### SELECTED TEXT

Cloud Import Feature

Import documents directly from cloud storage providers (AWS S3, Google Drive) into your vector database with full processing pipeline integration.

Overview
Supported Providers
Getting Started
Pause & Resume Analysis
AWS S3 Import
Google Drive Import
Import Options
File Selection
Progress Tracking
Processing Pipeline
API Reference
Troubleshooting

Overview

The Cloud Import feature allows you to:

📦 Import documents from public S3 buckets/folders
📁 Import from public Google Drive folders (optional, requires API key)
📊 Analyze folders before importing (file count, size, types)
🎯 Select specific files with advanced filters
⚙️ Full processing pipeline integration (embedding, PII detection, categorization)
📈 Real-time progress tracking

Supported Providers

AWS S3

✅ Status: Fully supported
🔓 Authentication: Anonymous access (public buckets only)
📝 URL Formats:
- https://bucket-name.s3.amazonaws.com/folder/
- https://bucket-name.s3.region.amazonaws.com/folder/
- s3://bucket-name/folder/

Google Drive

✅ Status: Fully supported (optional, requires API key)
🔑 Authentication: Requires Google Drive API key
📝 URL Format: https://drive.google.com/drive/folders/FOLDER_ID
⚠️ Note: Skips Google Workspace files (Docs, Sheets, Slides) - only downloads binary files

Getting Started

1. Access Cloud Import

In the web UI:

Click "Add Document" button
Select "☁️ Cloud Import" tab
Choose your cloud provider (S3 or Google Drive)

### TASK DESCRIPTION
Quote the part of the Cloud Import page that opens with the words containing "The Cloud Import" and closes with "count, size, types)", copying it character for character.

### ENTRIES SUPPLIED
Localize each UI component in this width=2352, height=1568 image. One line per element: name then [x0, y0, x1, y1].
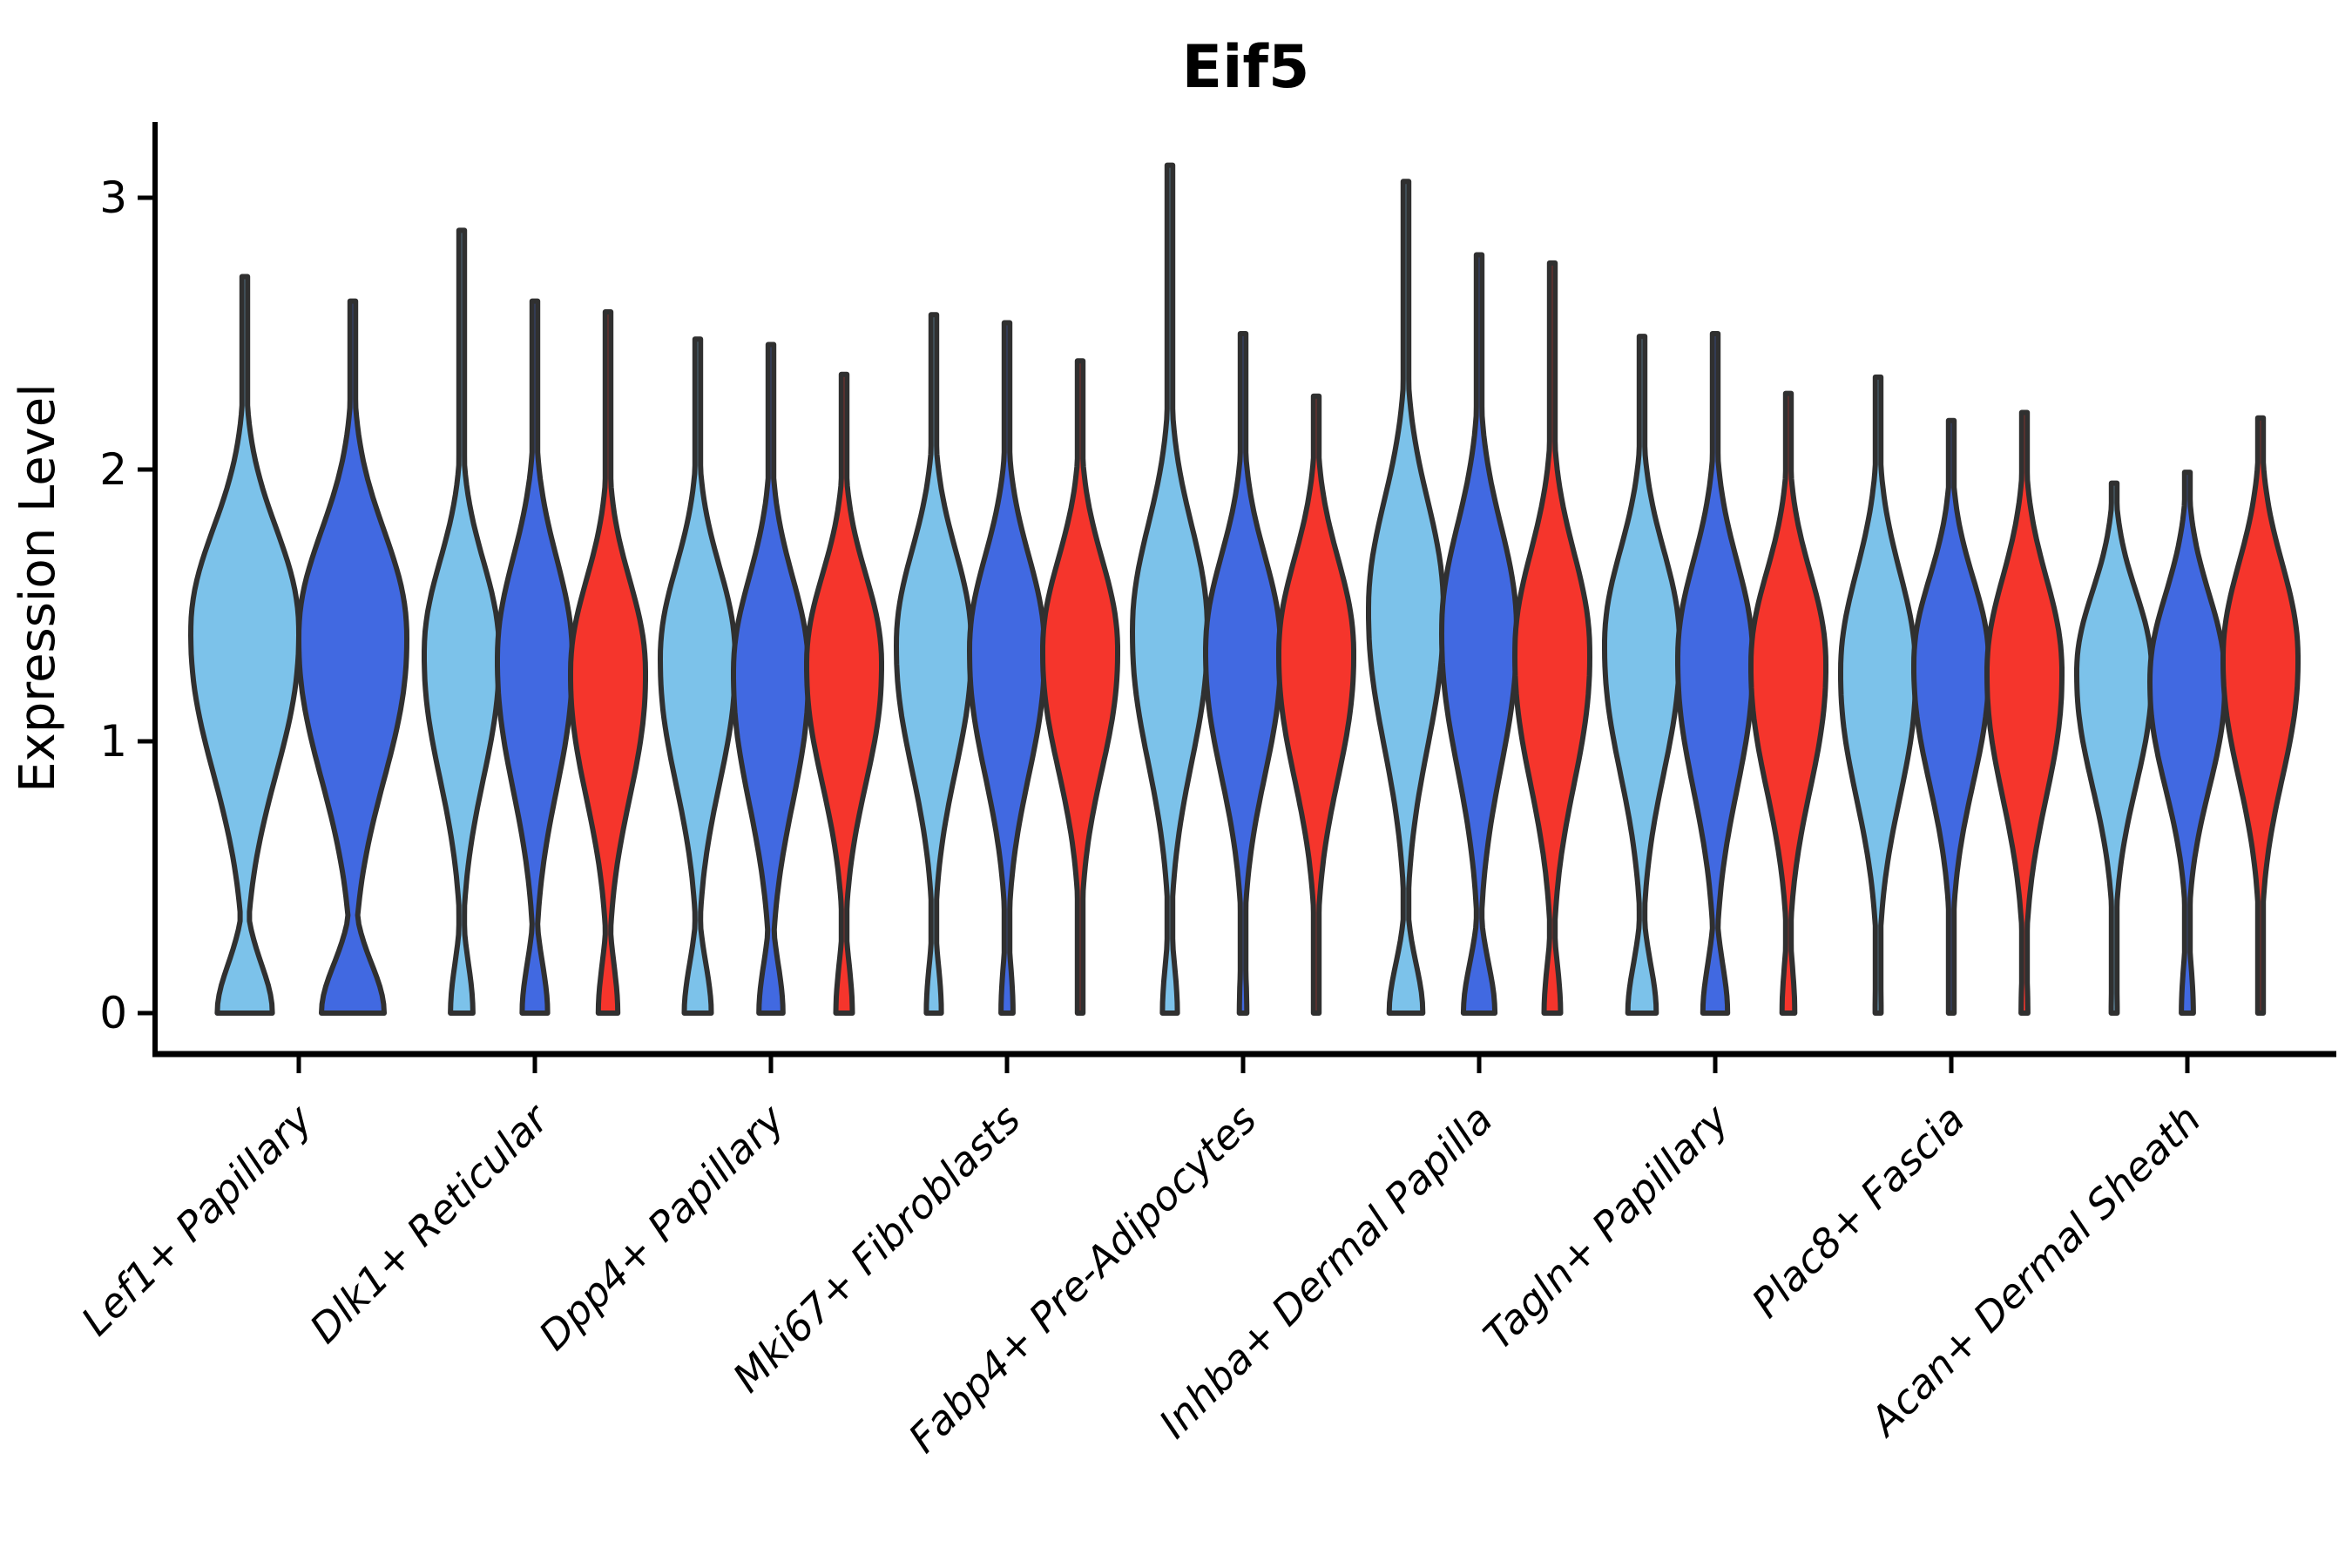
violin-dpp4-skyblue	[658, 336, 738, 1016]
y-tick-label: 2	[99, 444, 127, 495]
violin-plac8-royalblue	[1911, 417, 1991, 1016]
x-tick-label: Lef1+ Papillary	[72, 1095, 321, 1344]
violin-mki67-royalblue	[967, 320, 1047, 1016]
violin-acan-skyblue	[2074, 480, 2154, 1016]
violin-plac8-red	[1984, 409, 2065, 1016]
violin-lef1-royalblue	[296, 298, 409, 1016]
ticks-layer: 0 1 2 3	[99, 172, 2190, 1073]
violin-tagln-red	[1748, 390, 1828, 1016]
x-tick-label: Dpp4+ Papillary	[530, 1095, 794, 1359]
violin-mki67-red	[1040, 358, 1120, 1016]
x-tick-label: Dlk1+ Reticular	[301, 1093, 559, 1352]
violin-dpp4-royalblue	[731, 341, 811, 1016]
violin-acan-royalblue	[2147, 470, 2227, 1016]
y-axis-label: Expression Level	[10, 383, 66, 793]
violin-acan-red	[2220, 415, 2301, 1016]
violin-dpp4-red	[804, 371, 884, 1016]
violin-inhba-skyblue	[1366, 179, 1446, 1016]
violins-layer	[188, 162, 2301, 1016]
x-tick-label: Plac8+ Fascia	[1742, 1096, 1973, 1327]
violin-plac8-skyblue	[1838, 374, 1918, 1016]
chart-title: Eif5	[1182, 33, 1310, 102]
violin-tagln-skyblue	[1602, 334, 1682, 1016]
y-tick-label: 0	[99, 988, 127, 1038]
violin-dlk1-royalblue	[495, 298, 575, 1016]
violin-lef1-skyblue	[188, 274, 301, 1016]
violin-fabp4-red	[1276, 393, 1356, 1016]
x-tick-label: Tagln+ Papillary	[1474, 1095, 1738, 1359]
y-tick-label: 3	[99, 172, 127, 223]
violin-dlk1-skyblue	[422, 227, 502, 1016]
y-tick-label: 1	[99, 716, 127, 767]
violin-fabp4-skyblue	[1130, 162, 1210, 1016]
violin-inhba-royalblue	[1439, 252, 1519, 1016]
violin-dlk1-red	[568, 309, 648, 1016]
violin-fabp4-royalblue	[1203, 331, 1283, 1016]
violin-tagln-royalblue	[1675, 331, 1755, 1016]
violin-inhba-red	[1512, 260, 1592, 1016]
violin-mki67-skyblue	[894, 312, 974, 1016]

### REPLY
The Cloud Import feature allows you to:

📦 Import documents from public S3 buckets/folders
📁 Import from public Google Drive folders (optional, requires API key)
📊 Analyze folders before importing (file count, size, types)